** Do this **
Go through the entries below and write each one out exactly.
● ● ● ●
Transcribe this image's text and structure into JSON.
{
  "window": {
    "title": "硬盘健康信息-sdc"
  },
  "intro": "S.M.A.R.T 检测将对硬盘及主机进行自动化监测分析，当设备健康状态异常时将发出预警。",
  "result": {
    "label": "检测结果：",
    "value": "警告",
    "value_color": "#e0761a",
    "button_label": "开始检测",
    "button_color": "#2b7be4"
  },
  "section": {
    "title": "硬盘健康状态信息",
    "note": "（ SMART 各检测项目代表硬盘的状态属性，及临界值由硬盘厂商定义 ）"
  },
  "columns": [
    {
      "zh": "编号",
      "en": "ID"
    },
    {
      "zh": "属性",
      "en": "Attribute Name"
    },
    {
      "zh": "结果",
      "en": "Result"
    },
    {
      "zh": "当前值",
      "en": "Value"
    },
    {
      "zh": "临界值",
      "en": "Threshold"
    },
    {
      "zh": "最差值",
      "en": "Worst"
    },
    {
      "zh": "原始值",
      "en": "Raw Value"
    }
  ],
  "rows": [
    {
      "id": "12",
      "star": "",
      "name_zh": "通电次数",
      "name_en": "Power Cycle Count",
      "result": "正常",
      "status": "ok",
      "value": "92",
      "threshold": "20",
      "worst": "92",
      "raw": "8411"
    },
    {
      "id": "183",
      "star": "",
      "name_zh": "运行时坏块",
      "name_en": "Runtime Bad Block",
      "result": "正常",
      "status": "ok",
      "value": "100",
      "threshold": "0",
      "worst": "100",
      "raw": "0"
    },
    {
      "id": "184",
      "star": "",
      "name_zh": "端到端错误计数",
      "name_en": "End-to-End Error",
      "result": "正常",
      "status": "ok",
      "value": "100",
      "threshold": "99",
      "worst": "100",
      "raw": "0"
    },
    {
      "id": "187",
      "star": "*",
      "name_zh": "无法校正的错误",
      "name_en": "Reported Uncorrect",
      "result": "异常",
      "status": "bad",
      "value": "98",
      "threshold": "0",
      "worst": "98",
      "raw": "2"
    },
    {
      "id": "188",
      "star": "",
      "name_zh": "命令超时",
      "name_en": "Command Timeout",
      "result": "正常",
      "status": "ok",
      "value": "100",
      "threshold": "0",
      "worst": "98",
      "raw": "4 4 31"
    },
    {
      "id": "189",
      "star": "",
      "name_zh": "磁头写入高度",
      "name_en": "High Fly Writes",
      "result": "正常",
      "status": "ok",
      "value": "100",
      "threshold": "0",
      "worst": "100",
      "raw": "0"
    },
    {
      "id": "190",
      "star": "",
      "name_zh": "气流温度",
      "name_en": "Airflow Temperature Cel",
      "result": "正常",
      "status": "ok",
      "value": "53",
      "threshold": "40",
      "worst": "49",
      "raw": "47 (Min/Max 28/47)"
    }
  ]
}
● ● ● ●
** The result **
Transcribe this image's text and structure into JSON.
{
  "window": {
    "title": "硬盘健康信息-sdc"
  },
  "intro": "S.M.A.R.T 检测将对硬盘及主机进行自动化监测分析，当设备健康状态异常时将发出预警。",
  "result": {
    "label": "检测结果：",
    "value": "警告",
    "value_color": "#e0761a",
    "button_label": "开始检测",
    "button_color": "#2b7be4"
  },
  "section": {
    "title": "硬盘健康状态信息",
    "note": "（ SMART 各检测项目代表硬盘的状态属性，及临界值由硬盘厂商定义 ）"
  },
  "columns": [
    {
      "zh": "编号",
      "en": "ID"
    },
    {
      "zh": "属性",
      "en": "Attribute Name"
    },
    {
      "zh": "结果",
      "en": "Result"
    },
    {
      "zh": "当前值",
      "en": "Value"
    },
    {
      "zh": "临界值",
      "en": "Threshold"
    },
    {
      "zh": "最差值",
      "en": "Worst"
    },
    {
      "zh": "原始值",
      "en": "Raw Value"
    }
  ],
  "rows": [
    {
      "id": "12",
      "star": "",
      "name_zh": "通电次数",
      "name_en": "Power Cycle Count",
      "result": "正常",
      "status": "ok",
      "value": "92",
      "threshold": "20",
      "worst": "92",
      "raw": "8411"
    },
    {
      "id": "183",
      "star": "",
      "name_zh": "运行时坏块",
      "name_en": "Runtime Bad Block",
      "result": "正常",
      "status": "ok",
      "value": "100",
      "threshold": "0",
      "worst": "100",
      "raw": "0"
    },
    {
      "id": "184",
      "star": "",
      "name_zh": "端到端错误计数",
      "name_en": "End-to-End Error",
      "result": "正常",
      "status": "ok",
      "value": "100",
      "threshold": "99",
      "worst": "100",
      "raw": "0"
    },
    {
      "id": "187",
      "star": "*",
      "name_zh": "无法校正的错误",
      "name_en": "Reported Uncorrect",
      "result": "异常",
      "status": "bad",
      "value": "98",
      "threshold": "0",
      "worst": "98",
      "raw": "2"
    },
    {
      "id": "188",
      "star": "",
      "name_zh": "命令超时",
      "name_en": "Command Timeout",
      "result": "正常",
      "status": "ok",
      "value": "100",
      "threshold": "0",
      "worst": "98",
      "raw": "4 4 31"
    },
    {
      "id": "189",
      "star": "",
      "name_zh": "磁头写入高度",
      "name_en": "High Fly Writes",
      "result": "正常",
      "status": "ok",
      "value": "100",
      "threshold": "0",
      "worst": "100",
      "raw": "0"
    },
    {
      "id": "190",
      "star": "",
      "name_zh": "气流温度",
      "name_en": "Airflow Temperature Cel",
      "result": "正常",
      "status": "ok",
      "value": "53",
      "threshold": "40",
      "worst": "49",
      "raw": "47 (Min/Max 28/47)"
    }
  ]
}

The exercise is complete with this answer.